WHAT IS EXPECTED: Look through the lines below and extract any with the word "JSON".

Figure record extracts:
_ _ _ _

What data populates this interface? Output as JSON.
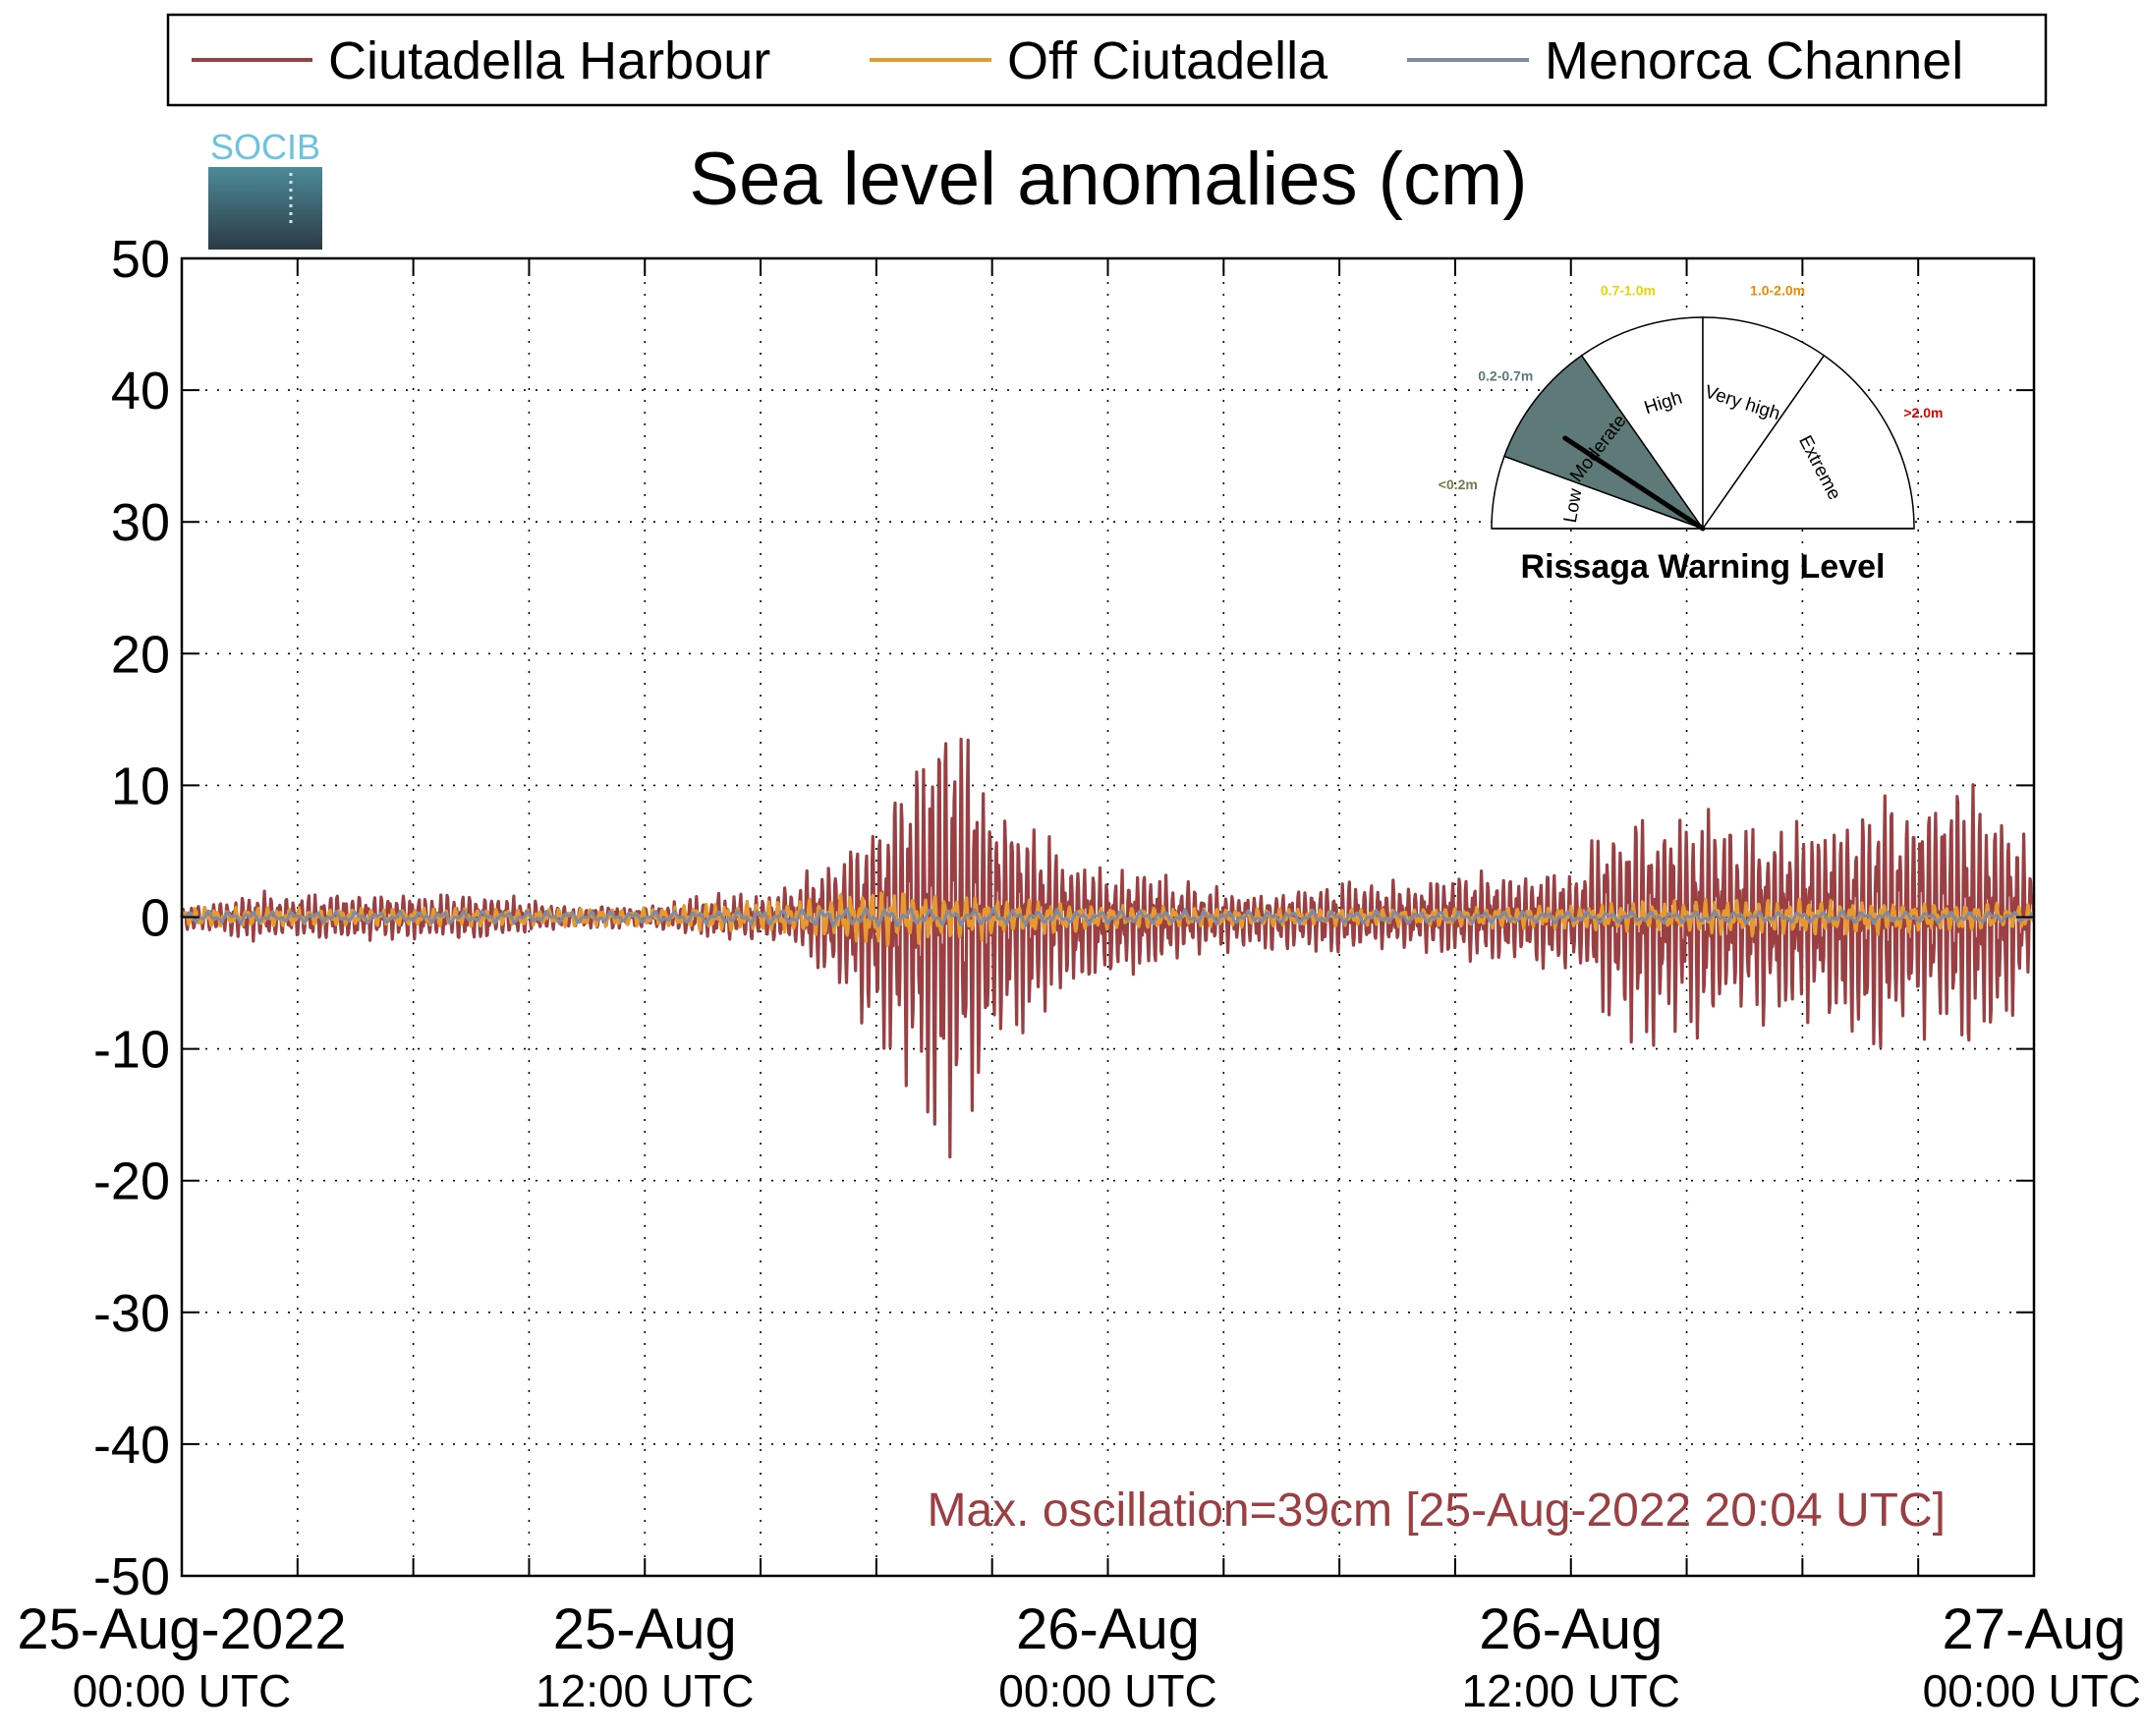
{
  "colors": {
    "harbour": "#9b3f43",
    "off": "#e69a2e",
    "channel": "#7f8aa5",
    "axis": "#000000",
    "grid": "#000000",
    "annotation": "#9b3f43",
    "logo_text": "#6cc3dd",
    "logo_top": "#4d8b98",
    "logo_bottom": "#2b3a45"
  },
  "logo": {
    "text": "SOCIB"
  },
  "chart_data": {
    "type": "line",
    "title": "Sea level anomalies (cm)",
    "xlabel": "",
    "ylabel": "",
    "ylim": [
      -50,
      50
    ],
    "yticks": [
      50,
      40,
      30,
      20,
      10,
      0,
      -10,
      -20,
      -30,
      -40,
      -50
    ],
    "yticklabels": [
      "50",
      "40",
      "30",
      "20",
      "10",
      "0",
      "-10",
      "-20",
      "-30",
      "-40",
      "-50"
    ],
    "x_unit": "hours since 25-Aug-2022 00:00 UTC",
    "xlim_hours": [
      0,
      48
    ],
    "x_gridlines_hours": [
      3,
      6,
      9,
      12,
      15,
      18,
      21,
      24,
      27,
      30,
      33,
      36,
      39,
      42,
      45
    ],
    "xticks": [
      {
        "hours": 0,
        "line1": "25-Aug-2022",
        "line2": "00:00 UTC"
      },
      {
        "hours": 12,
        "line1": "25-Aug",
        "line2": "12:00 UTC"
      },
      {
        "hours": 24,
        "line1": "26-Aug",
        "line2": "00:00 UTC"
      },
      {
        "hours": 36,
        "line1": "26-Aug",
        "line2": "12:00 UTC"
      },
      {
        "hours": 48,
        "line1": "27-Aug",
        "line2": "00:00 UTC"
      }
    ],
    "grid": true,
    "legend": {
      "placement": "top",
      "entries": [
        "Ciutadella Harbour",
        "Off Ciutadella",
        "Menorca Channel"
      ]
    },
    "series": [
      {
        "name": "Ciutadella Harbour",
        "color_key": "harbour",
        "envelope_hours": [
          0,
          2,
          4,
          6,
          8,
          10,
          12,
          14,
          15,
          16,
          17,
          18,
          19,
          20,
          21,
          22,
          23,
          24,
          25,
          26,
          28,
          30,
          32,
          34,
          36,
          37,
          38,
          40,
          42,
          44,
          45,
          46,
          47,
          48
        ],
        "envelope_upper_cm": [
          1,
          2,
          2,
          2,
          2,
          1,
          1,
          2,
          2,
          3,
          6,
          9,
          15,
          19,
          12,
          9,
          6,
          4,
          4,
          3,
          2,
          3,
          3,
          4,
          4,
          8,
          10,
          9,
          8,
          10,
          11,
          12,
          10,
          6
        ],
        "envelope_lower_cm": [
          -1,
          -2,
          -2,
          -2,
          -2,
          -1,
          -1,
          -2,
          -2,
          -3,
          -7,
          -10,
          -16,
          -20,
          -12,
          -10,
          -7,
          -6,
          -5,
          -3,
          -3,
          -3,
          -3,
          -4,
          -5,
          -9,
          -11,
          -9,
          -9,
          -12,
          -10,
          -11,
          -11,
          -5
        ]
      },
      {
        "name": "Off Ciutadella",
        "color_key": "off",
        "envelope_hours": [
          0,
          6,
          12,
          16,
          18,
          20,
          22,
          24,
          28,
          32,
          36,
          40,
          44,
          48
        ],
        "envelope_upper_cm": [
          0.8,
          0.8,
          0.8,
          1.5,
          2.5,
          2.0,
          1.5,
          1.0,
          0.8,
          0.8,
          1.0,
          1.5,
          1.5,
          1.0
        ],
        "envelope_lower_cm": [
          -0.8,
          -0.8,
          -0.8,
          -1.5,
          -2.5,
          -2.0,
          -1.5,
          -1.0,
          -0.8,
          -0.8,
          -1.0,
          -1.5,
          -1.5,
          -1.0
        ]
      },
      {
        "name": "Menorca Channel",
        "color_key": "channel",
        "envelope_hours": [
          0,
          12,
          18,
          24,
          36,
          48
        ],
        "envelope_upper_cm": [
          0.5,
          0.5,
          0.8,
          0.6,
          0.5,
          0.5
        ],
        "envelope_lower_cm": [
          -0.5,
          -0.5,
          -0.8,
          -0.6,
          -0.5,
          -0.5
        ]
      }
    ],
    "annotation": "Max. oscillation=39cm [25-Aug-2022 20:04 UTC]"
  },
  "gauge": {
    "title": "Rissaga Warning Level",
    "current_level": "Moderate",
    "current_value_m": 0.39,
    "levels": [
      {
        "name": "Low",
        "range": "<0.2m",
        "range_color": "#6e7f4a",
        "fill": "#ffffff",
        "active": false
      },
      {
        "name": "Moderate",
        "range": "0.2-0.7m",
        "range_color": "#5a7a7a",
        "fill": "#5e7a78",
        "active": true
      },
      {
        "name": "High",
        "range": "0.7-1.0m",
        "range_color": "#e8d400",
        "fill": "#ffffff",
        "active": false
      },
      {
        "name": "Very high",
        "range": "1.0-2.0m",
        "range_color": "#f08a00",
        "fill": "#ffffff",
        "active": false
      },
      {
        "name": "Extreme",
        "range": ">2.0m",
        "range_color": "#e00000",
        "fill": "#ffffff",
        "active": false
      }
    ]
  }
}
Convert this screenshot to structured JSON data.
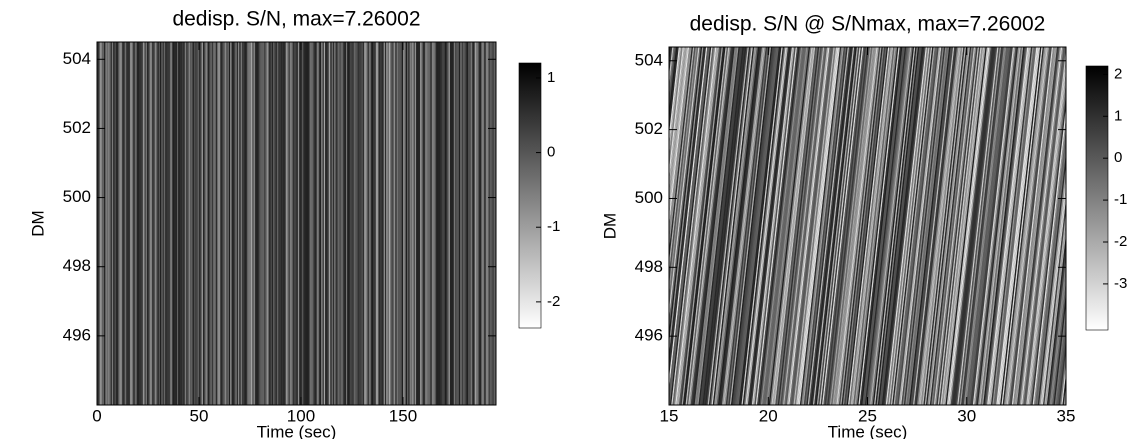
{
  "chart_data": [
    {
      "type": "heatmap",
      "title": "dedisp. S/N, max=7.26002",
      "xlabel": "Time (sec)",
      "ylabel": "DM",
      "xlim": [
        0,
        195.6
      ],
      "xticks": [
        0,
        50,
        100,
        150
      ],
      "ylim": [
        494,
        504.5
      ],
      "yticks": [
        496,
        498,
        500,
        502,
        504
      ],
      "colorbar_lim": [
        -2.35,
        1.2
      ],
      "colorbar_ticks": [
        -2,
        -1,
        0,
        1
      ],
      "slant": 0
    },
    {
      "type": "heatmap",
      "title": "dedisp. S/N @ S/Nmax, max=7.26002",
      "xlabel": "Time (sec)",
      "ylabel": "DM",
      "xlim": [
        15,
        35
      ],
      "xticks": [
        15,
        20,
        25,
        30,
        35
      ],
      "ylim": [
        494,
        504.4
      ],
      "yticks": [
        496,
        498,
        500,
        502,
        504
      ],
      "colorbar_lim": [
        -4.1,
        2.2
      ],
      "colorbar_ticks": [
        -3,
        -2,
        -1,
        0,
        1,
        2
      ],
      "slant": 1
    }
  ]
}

_ _ _ _

WRITTEN SOLUTION:
What data populates this interface? Output as JSON.
Convert this screenshot to structured JSON data.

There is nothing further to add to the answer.